>> begin DATA RECORDS

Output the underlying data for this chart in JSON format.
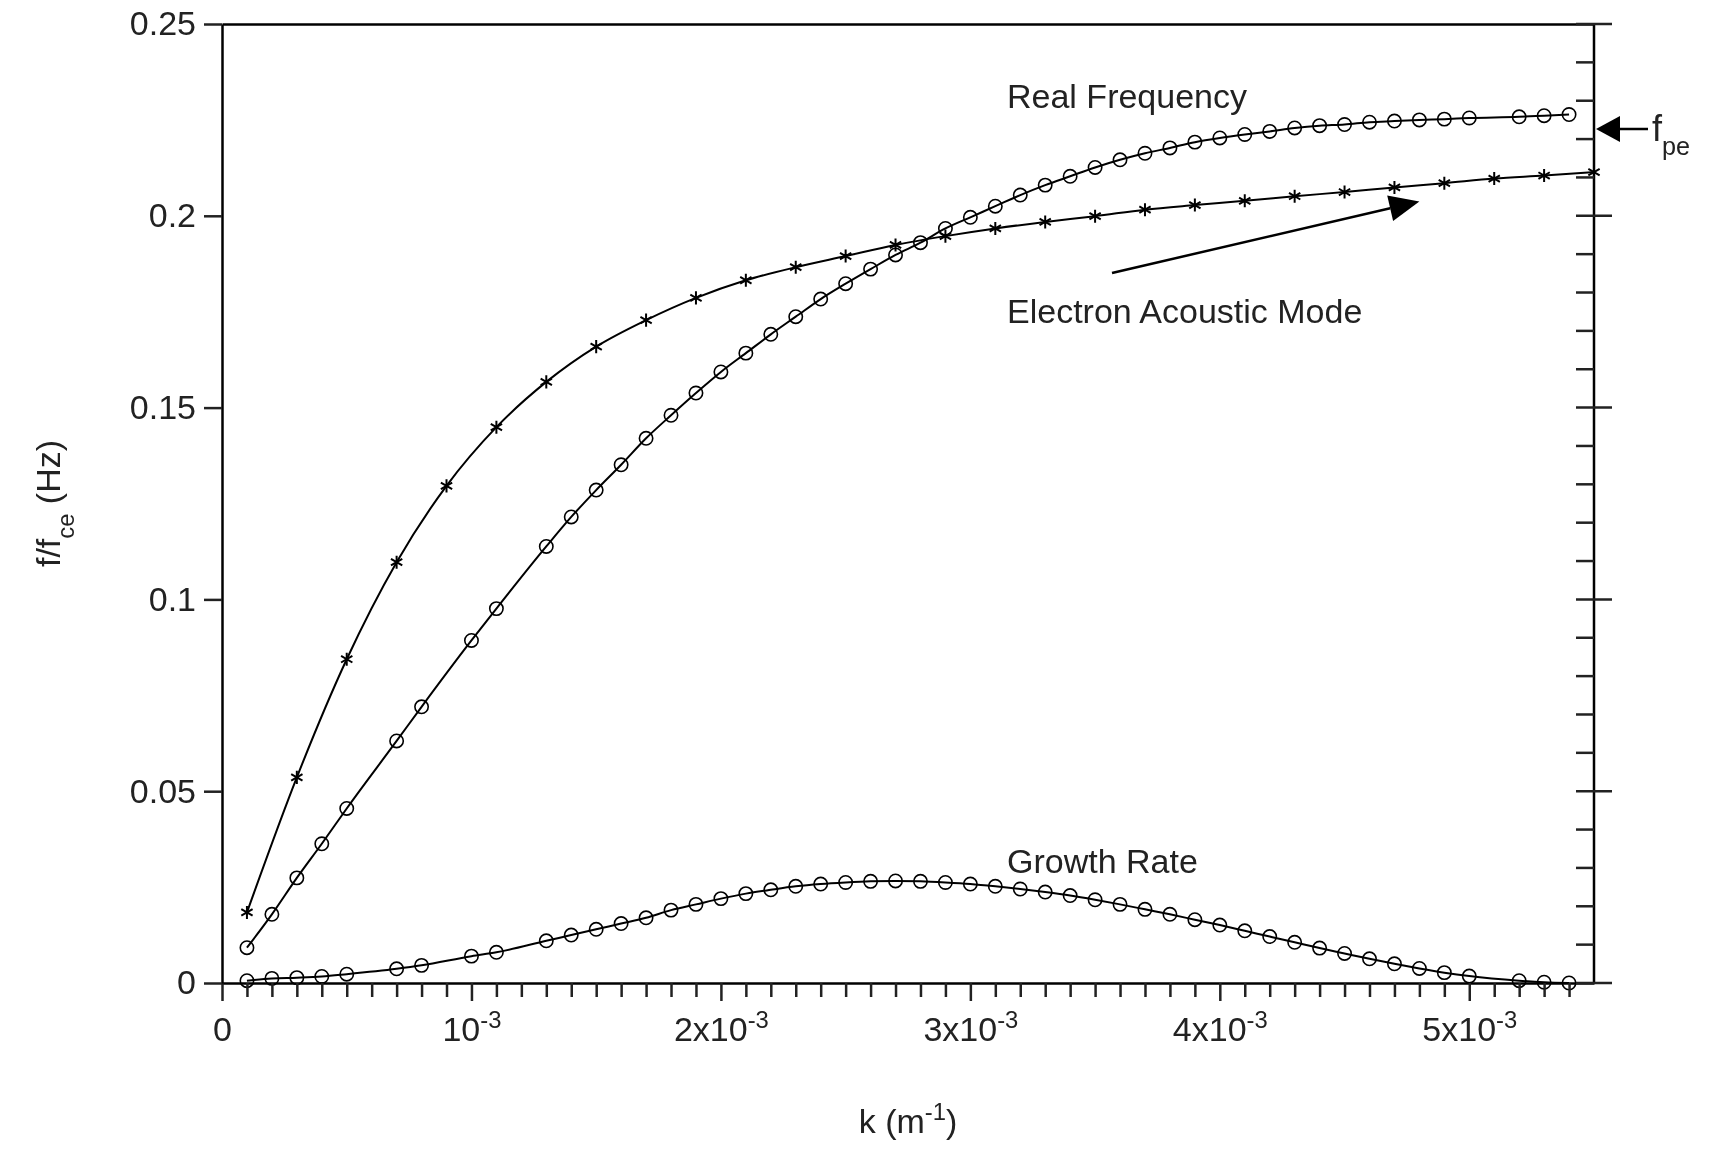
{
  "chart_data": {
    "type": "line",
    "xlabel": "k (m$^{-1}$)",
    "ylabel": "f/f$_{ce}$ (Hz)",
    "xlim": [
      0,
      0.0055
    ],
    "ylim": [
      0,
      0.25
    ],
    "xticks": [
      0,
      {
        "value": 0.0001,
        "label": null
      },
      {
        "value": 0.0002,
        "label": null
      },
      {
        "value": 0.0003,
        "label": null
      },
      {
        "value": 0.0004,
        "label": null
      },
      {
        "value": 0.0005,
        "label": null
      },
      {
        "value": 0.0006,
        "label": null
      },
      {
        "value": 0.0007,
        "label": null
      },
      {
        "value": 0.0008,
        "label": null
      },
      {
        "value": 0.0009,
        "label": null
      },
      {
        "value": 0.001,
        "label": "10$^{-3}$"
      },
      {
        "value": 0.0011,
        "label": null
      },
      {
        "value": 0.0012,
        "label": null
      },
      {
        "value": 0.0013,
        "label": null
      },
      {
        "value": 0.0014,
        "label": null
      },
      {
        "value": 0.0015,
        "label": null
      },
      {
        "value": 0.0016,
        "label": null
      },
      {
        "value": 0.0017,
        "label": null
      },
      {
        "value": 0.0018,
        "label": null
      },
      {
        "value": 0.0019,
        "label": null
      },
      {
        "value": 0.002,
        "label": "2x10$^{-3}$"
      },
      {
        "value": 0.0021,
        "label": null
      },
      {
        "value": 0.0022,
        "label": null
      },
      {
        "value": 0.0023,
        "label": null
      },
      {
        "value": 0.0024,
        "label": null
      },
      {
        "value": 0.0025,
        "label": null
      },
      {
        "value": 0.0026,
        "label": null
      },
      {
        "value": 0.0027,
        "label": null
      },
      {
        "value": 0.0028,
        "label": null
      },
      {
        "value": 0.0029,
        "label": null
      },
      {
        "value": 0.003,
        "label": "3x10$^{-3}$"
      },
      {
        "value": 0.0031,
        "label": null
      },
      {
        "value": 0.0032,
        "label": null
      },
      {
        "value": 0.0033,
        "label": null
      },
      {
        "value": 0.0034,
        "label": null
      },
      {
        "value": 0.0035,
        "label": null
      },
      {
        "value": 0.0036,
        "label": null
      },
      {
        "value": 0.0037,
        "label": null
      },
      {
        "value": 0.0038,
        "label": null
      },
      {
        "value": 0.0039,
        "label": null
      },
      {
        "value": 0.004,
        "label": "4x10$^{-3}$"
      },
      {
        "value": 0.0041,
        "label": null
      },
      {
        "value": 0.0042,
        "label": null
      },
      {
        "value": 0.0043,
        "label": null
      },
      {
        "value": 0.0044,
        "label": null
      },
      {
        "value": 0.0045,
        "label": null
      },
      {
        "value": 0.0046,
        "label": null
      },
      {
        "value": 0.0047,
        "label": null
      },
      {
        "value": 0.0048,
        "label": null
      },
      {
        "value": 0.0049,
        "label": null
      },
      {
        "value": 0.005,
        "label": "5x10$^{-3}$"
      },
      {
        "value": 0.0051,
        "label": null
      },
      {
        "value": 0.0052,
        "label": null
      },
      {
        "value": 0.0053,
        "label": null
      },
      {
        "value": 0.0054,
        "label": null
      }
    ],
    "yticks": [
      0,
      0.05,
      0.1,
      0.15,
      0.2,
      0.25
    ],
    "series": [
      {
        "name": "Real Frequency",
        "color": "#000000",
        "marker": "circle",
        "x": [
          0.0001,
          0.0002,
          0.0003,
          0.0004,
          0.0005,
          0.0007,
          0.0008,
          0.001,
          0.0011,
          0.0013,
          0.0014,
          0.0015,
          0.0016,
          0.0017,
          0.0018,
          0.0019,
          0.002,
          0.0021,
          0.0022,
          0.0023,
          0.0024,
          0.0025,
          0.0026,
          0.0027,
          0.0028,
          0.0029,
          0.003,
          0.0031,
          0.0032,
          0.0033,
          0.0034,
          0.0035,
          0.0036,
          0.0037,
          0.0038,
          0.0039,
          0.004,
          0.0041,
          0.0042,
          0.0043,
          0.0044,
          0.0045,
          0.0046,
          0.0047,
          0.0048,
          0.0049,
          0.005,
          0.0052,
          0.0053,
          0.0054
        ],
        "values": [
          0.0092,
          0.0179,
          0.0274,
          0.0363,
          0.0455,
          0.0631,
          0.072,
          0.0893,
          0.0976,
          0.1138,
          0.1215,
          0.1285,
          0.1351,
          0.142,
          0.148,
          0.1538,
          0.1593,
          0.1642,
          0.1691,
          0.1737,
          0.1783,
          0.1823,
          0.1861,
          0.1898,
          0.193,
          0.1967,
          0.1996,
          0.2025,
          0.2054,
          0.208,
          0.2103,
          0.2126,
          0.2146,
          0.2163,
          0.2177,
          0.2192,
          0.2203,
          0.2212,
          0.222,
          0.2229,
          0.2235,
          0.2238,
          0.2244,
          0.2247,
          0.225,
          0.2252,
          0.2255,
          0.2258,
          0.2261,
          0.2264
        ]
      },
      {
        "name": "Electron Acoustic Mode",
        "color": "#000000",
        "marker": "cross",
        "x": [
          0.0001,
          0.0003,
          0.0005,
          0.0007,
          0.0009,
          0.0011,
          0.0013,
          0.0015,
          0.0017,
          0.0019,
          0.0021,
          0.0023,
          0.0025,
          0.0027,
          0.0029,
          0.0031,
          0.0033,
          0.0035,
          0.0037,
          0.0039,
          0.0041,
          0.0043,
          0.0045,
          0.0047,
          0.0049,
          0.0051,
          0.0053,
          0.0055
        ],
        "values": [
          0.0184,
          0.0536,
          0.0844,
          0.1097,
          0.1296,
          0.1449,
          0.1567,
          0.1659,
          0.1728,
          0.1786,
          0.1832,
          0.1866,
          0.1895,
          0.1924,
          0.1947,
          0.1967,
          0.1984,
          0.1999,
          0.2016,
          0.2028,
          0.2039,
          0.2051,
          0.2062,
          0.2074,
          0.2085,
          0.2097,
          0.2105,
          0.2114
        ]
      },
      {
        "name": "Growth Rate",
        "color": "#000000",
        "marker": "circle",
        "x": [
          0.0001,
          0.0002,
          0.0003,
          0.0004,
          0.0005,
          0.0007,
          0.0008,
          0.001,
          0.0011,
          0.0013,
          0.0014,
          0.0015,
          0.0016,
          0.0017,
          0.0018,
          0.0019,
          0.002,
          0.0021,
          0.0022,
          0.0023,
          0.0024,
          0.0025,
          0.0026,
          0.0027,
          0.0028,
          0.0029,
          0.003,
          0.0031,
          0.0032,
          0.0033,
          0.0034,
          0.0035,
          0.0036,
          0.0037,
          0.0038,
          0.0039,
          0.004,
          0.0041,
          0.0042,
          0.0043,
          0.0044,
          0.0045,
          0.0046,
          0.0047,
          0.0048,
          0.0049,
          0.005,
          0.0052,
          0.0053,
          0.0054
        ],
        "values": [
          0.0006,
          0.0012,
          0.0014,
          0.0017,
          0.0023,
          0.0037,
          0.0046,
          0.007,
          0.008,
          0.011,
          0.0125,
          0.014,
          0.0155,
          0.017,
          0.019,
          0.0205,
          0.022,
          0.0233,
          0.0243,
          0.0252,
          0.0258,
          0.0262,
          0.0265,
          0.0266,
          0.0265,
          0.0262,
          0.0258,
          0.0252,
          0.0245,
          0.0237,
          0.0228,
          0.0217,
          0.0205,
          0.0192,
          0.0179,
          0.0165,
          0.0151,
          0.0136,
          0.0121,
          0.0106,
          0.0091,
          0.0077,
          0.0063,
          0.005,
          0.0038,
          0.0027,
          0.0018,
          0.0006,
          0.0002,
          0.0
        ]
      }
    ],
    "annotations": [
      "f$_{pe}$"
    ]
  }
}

>> end DATA RECORDS

YOUR TASK
Take each line containing the string "name" and copy it out.

ANSWER BELOW
        "name": "Real Frequency",
        "name": "Electron Acoustic Mode",
        "name": "Growth Rate",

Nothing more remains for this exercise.